Data extract
==================================================

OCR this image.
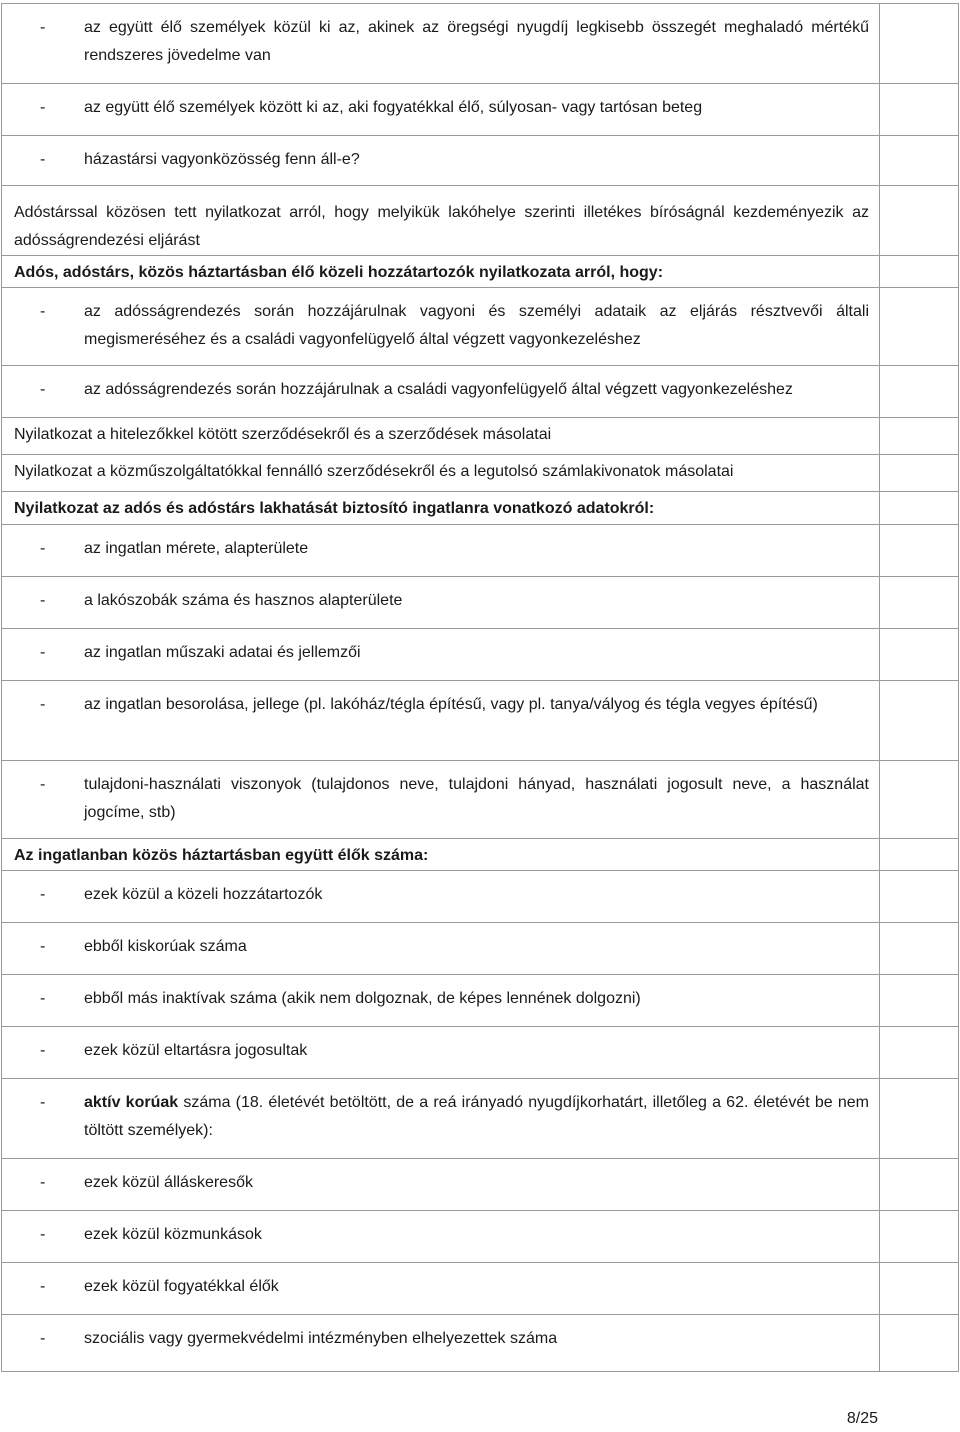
- az együtt élő személyek közül ki az, akinek az öregségi nyugdíj legkisebb összegét meghaladó mértékű rendszeres jövedelme van	

- az együtt élő személyek között ki az, aki fogyatékkal élő, súlyosan- vagy tartósan beteg	

- házastársi vagyonközösség fenn áll-e?	

Adóstárssal közösen tett nyilatkozat arról, hogy melyikük lakóhelye szerinti illetékes bíróságnál kezdeményezik az adósságrendezési eljárást	

Adós, adóstárs, közös háztartásban élő közeli hozzátartozók nyilatkozata arról, hogy:	

- az adósságrendezés során hozzájárulnak vagyoni és személyi adataik az eljárás résztvevői általi megismeréséhez és a családi vagyonfelügyelő által végzett vagyonkezeléshez	

- az adósságrendezés során hozzájárulnak a családi vagyonfelügyelő által végzett vagyonkezeléshez	

Nyilatkozat a hitelezőkkel kötött szerződésekről és a szerződések másolatai	

Nyilatkozat a közműszolgáltatókkal fennálló szerződésekről és a legutolsó számlakivonatok másolatai	

Nyilatkozat az adós és adóstárs lakhatását biztosító ingatlanra vonatkozó adatokról:	

- az ingatlan mérete, alapterülete	

- a lakószobák száma és hasznos alapterülete	

- az ingatlan műszaki adatai és jellemzői	

- az ingatlan besorolása, jellege (pl. lakóház/tégla építésű, vagy pl. tanya/vályog és tégla vegyes építésű)	

- tulajdoni-használati viszonyok (tulajdonos neve, tulajdoni hányad, használati jogosult neve, a használat jogcíme, stb)	

Az ingatlanban közös háztartásban együtt élők száma:	

- ezek közül a közeli hozzátartozók	

- ebből kiskorúak száma	

- ebből más inaktívak száma (akik nem dolgoznak, de képes lennének dolgozni)	

- ezek közül eltartásra jogosultak	

- aktív korúak száma (18. életévét betöltött, de a reá irányadó nyugdíjkorhatárt, illetőleg a 62. életévét be nem töltött személyek):	

- ezek közül álláskeresők	

- ezek közül közmunkások	

- ezek közül fogyatékkal élők	

- szociális vagy gyermekvédelmi intézményben elhelyezettek száma	

8/25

==================================================

What you should do
Above are the records. Copy every line in them holding "családi".

Reply
- az adósságrendezés során hozzájárulnak vagyoni és személyi adataik az eljárás résztvevői általi megismeréséhez és a családi vagyonfelügyelő által végzett vagyonkezeléshez	
- az adósságrendezés során hozzájárulnak a családi vagyonfelügyelő által végzett vagyonkezeléshez	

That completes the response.